Objective:
Copy out each line containing "JSON" from the entries below.

Supplied entries:
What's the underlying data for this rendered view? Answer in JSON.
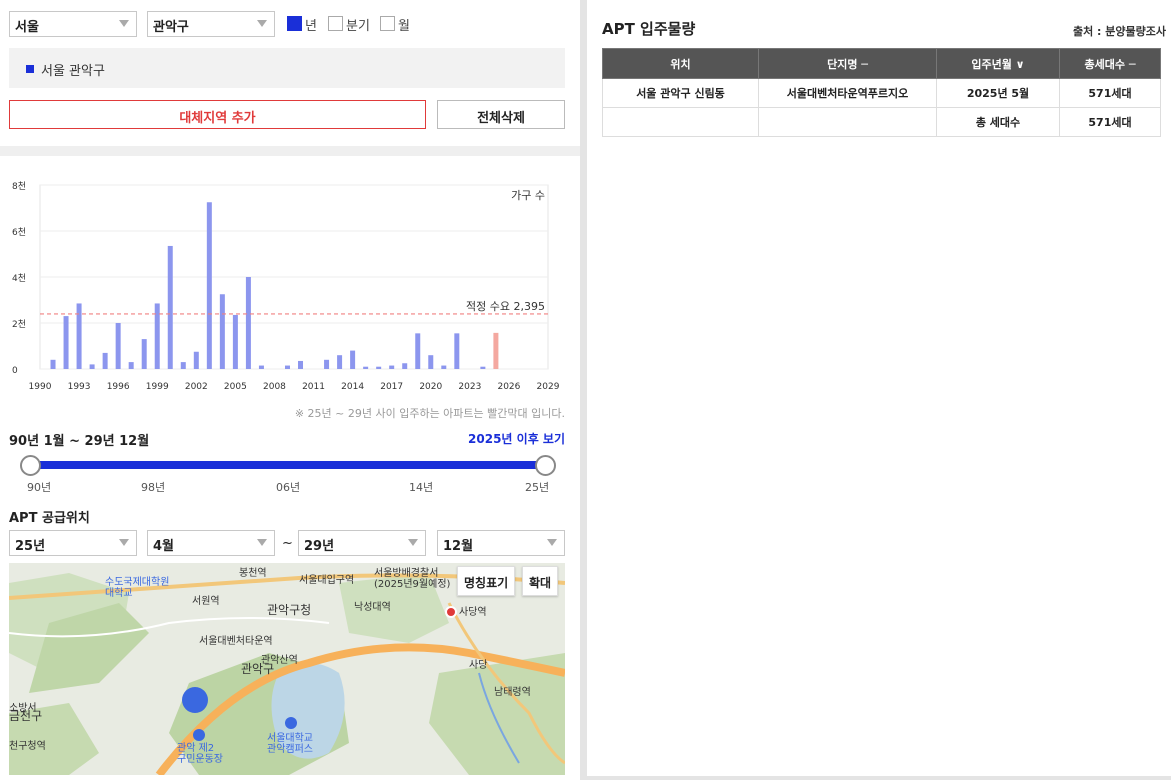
{
  "filters": {
    "city": "서울",
    "district": "관악구",
    "period_options": [
      {
        "label": "년",
        "checked": true
      },
      {
        "label": "분기",
        "checked": false
      },
      {
        "label": "월",
        "checked": false
      }
    ]
  },
  "region_list": [
    "서울 관악구"
  ],
  "buttons": {
    "add_region": "대체지역 추가",
    "delete_all": "전체삭제"
  },
  "chart_data": {
    "type": "bar",
    "series_label": "가구 수",
    "y_ticks": [
      "8천",
      "6천",
      "4천",
      "2천",
      "0"
    ],
    "x_ticks": [
      "1990",
      "1993",
      "1996",
      "1999",
      "2002",
      "2005",
      "2008",
      "2011",
      "2014",
      "2017",
      "2020",
      "2023",
      "2026",
      "2029"
    ],
    "ylim": [
      0,
      8000
    ],
    "xlim": [
      1990,
      2029
    ],
    "reference_line": {
      "label": "적정 수요 2,395",
      "value": 2395
    },
    "bars": [
      {
        "year": 1991,
        "value": 400
      },
      {
        "year": 1992,
        "value": 2300
      },
      {
        "year": 1993,
        "value": 2850
      },
      {
        "year": 1994,
        "value": 200
      },
      {
        "year": 1995,
        "value": 700
      },
      {
        "year": 1996,
        "value": 2000
      },
      {
        "year": 1997,
        "value": 300
      },
      {
        "year": 1998,
        "value": 1300
      },
      {
        "year": 1999,
        "value": 2850
      },
      {
        "year": 2000,
        "value": 5350
      },
      {
        "year": 2001,
        "value": 300
      },
      {
        "year": 2002,
        "value": 750
      },
      {
        "year": 2003,
        "value": 7250
      },
      {
        "year": 2004,
        "value": 3250
      },
      {
        "year": 2005,
        "value": 2350
      },
      {
        "year": 2006,
        "value": 4000
      },
      {
        "year": 2007,
        "value": 150
      },
      {
        "year": 2009,
        "value": 150
      },
      {
        "year": 2010,
        "value": 350
      },
      {
        "year": 2012,
        "value": 400
      },
      {
        "year": 2013,
        "value": 600
      },
      {
        "year": 2014,
        "value": 800
      },
      {
        "year": 2015,
        "value": 100
      },
      {
        "year": 2016,
        "value": 100
      },
      {
        "year": 2017,
        "value": 150
      },
      {
        "year": 2018,
        "value": 250
      },
      {
        "year": 2019,
        "value": 1550
      },
      {
        "year": 2020,
        "value": 600
      },
      {
        "year": 2021,
        "value": 150
      },
      {
        "year": 2022,
        "value": 1550
      },
      {
        "year": 2024,
        "value": 100
      },
      {
        "year": 2025,
        "value": 1571,
        "highlight": true
      }
    ],
    "colors": {
      "normal": "#8c96ee",
      "highlight": "#f4a8a0",
      "reference": "#f08080"
    }
  },
  "chart_note": "※ 25년 ~ 29년 사이 입주하는 아파트는 빨간막대 입니다.",
  "range": {
    "label": "90년 1월 ~ 29년 12월",
    "link": "2025년 이후 보기",
    "ticks": [
      "90년",
      "98년",
      "06년",
      "14년",
      "25년"
    ]
  },
  "supply": {
    "title": "APT 공급위치",
    "from_year": "25년",
    "from_month": "4월",
    "tilde": "~",
    "to_year": "29년",
    "to_month": "12월"
  },
  "map": {
    "btn_label": "명칭표기",
    "btn_zoom": "확대",
    "labels": {
      "univ": "수도국제대학원\n대학교",
      "bongcheon": "봉천역",
      "seouldae_ipgu": "서울대입구역",
      "police": "서울방배경찰서\n(2025년9월예정)",
      "seowon": "서원역",
      "gwanak_office": "관악구청",
      "nakseongdae": "낙성대역",
      "sadang": "사당역",
      "seouldae_venture": "서울대벤처타운역",
      "gwanaksan": "관악산역",
      "gwanakgu": "관악구",
      "sadang_ic": "사당",
      "namtaeryeong": "남태령역",
      "sobangseo": "소방서",
      "geumcheon": "금천구",
      "gwanak2": "관악 제2\n구민운동장",
      "snu": "서울대학교\n관악캠퍼스",
      "guchung": "천구청역"
    }
  },
  "right": {
    "title": "APT 입주물량",
    "source": "출처 : 분양물량조사",
    "columns": [
      "위치",
      "단지명 ─",
      "입주년월 ∨",
      "총세대수 ─"
    ],
    "rows": [
      [
        "서울 관악구 신림동",
        "서울대벤처타운역푸르지오",
        "2025년 5월",
        "571세대"
      ],
      [
        "",
        "",
        "총 세대수",
        "571세대"
      ]
    ]
  }
}
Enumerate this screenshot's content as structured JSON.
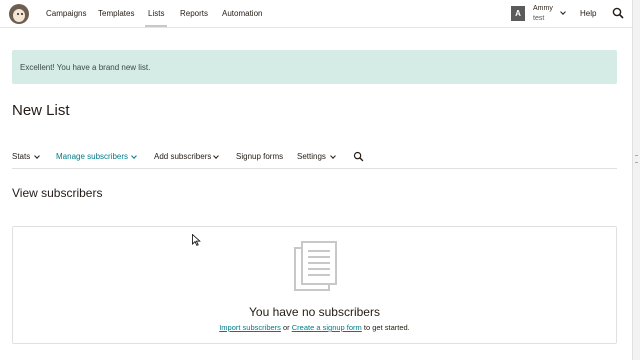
{
  "topnav": {
    "items": [
      {
        "label": "Campaigns"
      },
      {
        "label": "Templates"
      },
      {
        "label": "Lists"
      },
      {
        "label": "Reports"
      },
      {
        "label": "Automation"
      }
    ],
    "active": "Lists",
    "user": {
      "initial": "A",
      "name": "Ammy",
      "account": "test"
    },
    "help_label": "Help"
  },
  "alert": {
    "message": "Excellent! You have a brand new list.",
    "color": "#d5ebe6"
  },
  "page": {
    "title": "New List"
  },
  "subnav": {
    "items": [
      {
        "label": "Stats"
      },
      {
        "label": "Manage subscribers"
      },
      {
        "label": "Add subscribers"
      },
      {
        "label": "Signup forms"
      },
      {
        "label": "Settings"
      }
    ],
    "active": "Manage subscribers"
  },
  "section": {
    "title": "View subscribers"
  },
  "empty_state": {
    "title": "You have no subscribers",
    "link1": "Import subscribers",
    "connector": "or",
    "link2": "Create a signup form",
    "suffix": "to get started."
  },
  "colors": {
    "accent": "#007c89",
    "text": "#241c15"
  },
  "icons": [
    "mailchimp-logo-icon",
    "search-icon",
    "chevron-down-icon",
    "document-list-icon",
    "mouse-cursor-icon"
  ]
}
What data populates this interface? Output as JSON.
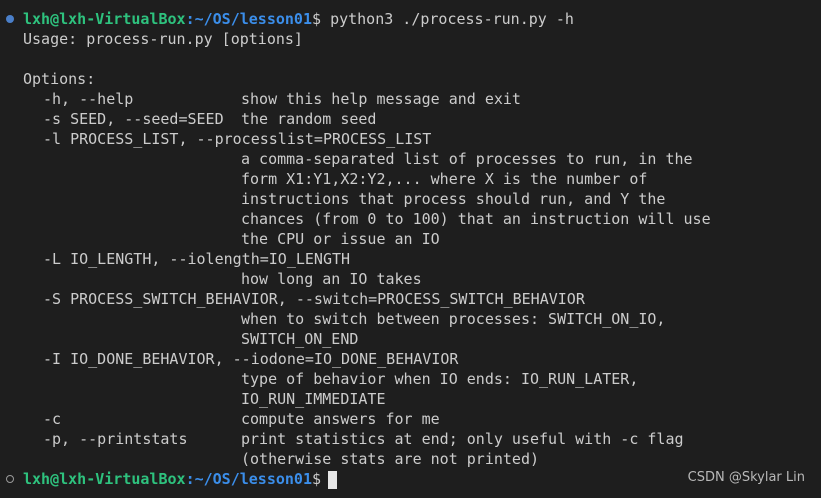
{
  "prompt1": {
    "userhost": "lxh@lxh-VirtualBox",
    "path": ":~/OS/lesson01",
    "symbol": "$",
    "command": "python3 ./process-run.py -h"
  },
  "output": {
    "usage": "Usage: process-run.py [options]",
    "options_header": "Options:",
    "help_opt": "-h, --help",
    "help_desc": "show this help message and exit",
    "seed_opt": "-s SEED, --seed=SEED",
    "seed_desc": "the random seed",
    "proclist_opt": "-l PROCESS_LIST, --processlist=PROCESS_LIST",
    "proclist_desc": [
      "a comma-separated list of processes to run, in the",
      "form X1:Y1,X2:Y2,... where X is the number of",
      "instructions that process should run, and Y the",
      "chances (from 0 to 100) that an instruction will use",
      "the CPU or issue an IO"
    ],
    "iolen_opt": "-L IO_LENGTH, --iolength=IO_LENGTH",
    "iolen_desc": "how long an IO takes",
    "switch_opt": "-S PROCESS_SWITCH_BEHAVIOR, --switch=PROCESS_SWITCH_BEHAVIOR",
    "switch_desc": [
      "when to switch between processes: SWITCH_ON_IO,",
      "SWITCH_ON_END"
    ],
    "iodone_opt": "-I IO_DONE_BEHAVIOR, --iodone=IO_DONE_BEHAVIOR",
    "iodone_desc": [
      "type of behavior when IO ends: IO_RUN_LATER,",
      "IO_RUN_IMMEDIATE"
    ],
    "compute_opt": "-c",
    "compute_desc": "compute answers for me",
    "printstats_opt": "-p, --printstats",
    "printstats_desc": [
      "print statistics at end; only useful with -c flag",
      "(otherwise stats are not printed)"
    ]
  },
  "prompt2": {
    "userhost": "lxh@lxh-VirtualBox",
    "path": ":~/OS/lesson01",
    "symbol": "$"
  },
  "watermark": "CSDN @Skylar Lin",
  "colors": {
    "background": "#1e1e1e",
    "text": "#cccccc",
    "user": "#2ec27e",
    "path": "#3b8eea",
    "marker_done": "#4a7fc9"
  }
}
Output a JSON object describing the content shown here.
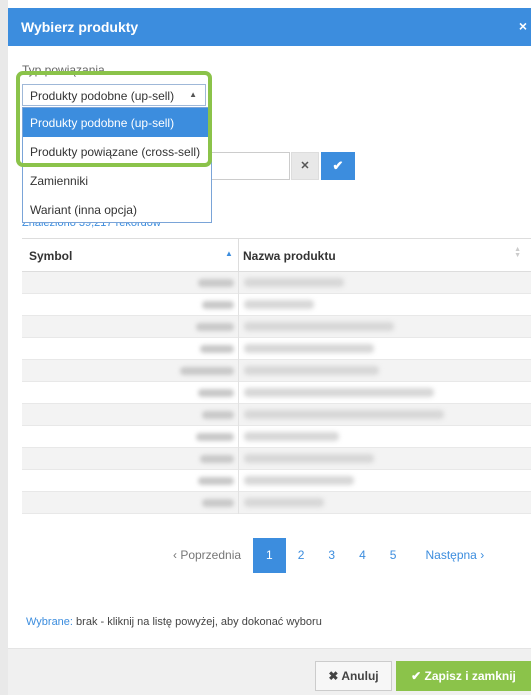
{
  "modal": {
    "title": "Wybierz produkty",
    "close_icon": "×"
  },
  "relation": {
    "label": "Typ powiązania",
    "selected": "Produkty podobne (up-sell)",
    "options": [
      "Produkty podobne (up-sell)",
      "Produkty powiązane (cross-sell)",
      "Zamienniki",
      "Wariant (inna opcja)"
    ]
  },
  "search": {
    "clear_icon": "✕",
    "confirm_icon": "✔"
  },
  "found_text": "Znaleziono 39,217 rekordów",
  "table": {
    "columns": [
      "Symbol",
      "Nazwa produktu"
    ],
    "row_count": 11
  },
  "pagination": {
    "prev": "‹ Poprzednia",
    "pages": [
      "1",
      "2",
      "3",
      "4",
      "5"
    ],
    "current": "1",
    "next": "Następna ›"
  },
  "selection": {
    "label": "Wybrane:",
    "text": "brak - kliknij na listę powyżej, aby dokonać wyboru"
  },
  "footer": {
    "cancel_icon": "✖",
    "cancel_label": "Anuluj",
    "save_icon": "✔",
    "save_label": "Zapisz i zamknij"
  },
  "colors": {
    "primary": "#3c8dde",
    "success": "#8bc34a"
  }
}
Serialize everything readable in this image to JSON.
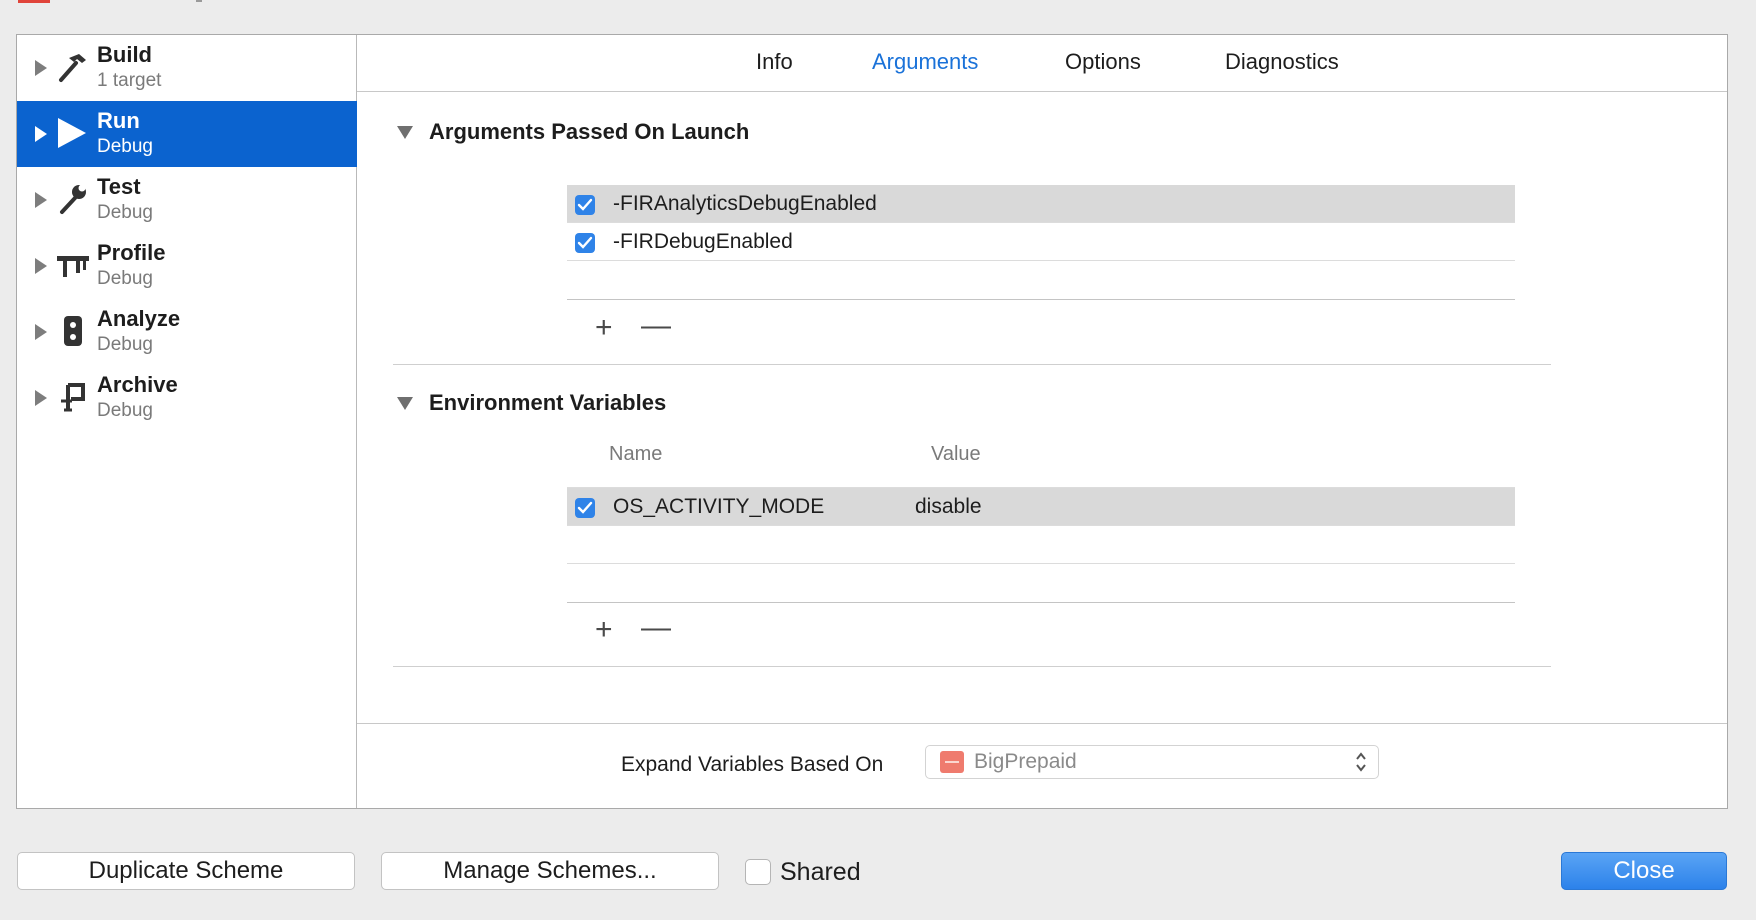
{
  "sidebar": {
    "items": [
      {
        "title": "Build",
        "subtitle": "1 target",
        "icon": "hammer-icon"
      },
      {
        "title": "Run",
        "subtitle": "Debug",
        "icon": "play-icon",
        "selected": true
      },
      {
        "title": "Test",
        "subtitle": "Debug",
        "icon": "wrench-icon"
      },
      {
        "title": "Profile",
        "subtitle": "Debug",
        "icon": "caliper-icon"
      },
      {
        "title": "Analyze",
        "subtitle": "Debug",
        "icon": "analyze-icon"
      },
      {
        "title": "Archive",
        "subtitle": "Debug",
        "icon": "archive-clamp-icon"
      }
    ]
  },
  "tabs": {
    "info": "Info",
    "arguments": "Arguments",
    "options": "Options",
    "diagnostics": "Diagnostics",
    "active": "Arguments"
  },
  "arguments_section": {
    "title": "Arguments Passed On Launch",
    "rows": [
      {
        "checked": true,
        "value": "-FIRAnalyticsDebugEnabled"
      },
      {
        "checked": true,
        "value": "-FIRDebugEnabled"
      }
    ]
  },
  "env_section": {
    "title": "Environment Variables",
    "col_name": "Name",
    "col_value": "Value",
    "rows": [
      {
        "checked": true,
        "name": "OS_ACTIVITY_MODE",
        "value": "disable"
      }
    ]
  },
  "controls": {
    "plus": "+",
    "minus": "—"
  },
  "footer": {
    "expand_label": "Expand Variables Based On",
    "expand_value": "BigPrepaid"
  },
  "buttons": {
    "duplicate": "Duplicate Scheme",
    "manage": "Manage Schemes...",
    "shared": "Shared",
    "close": "Close"
  },
  "colors": {
    "selection": "#0b63cf",
    "accent": "#1a72d9",
    "checkbox": "#2f83e8"
  }
}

Response below:
What's the underlying data for this rendered view? Answer in JSON.
Enumerate this screenshot's content as structured JSON.
What data populates this interface? Output as JSON.
Output a JSON object describing the content shown here.
Serialize everything readable in this image to JSON.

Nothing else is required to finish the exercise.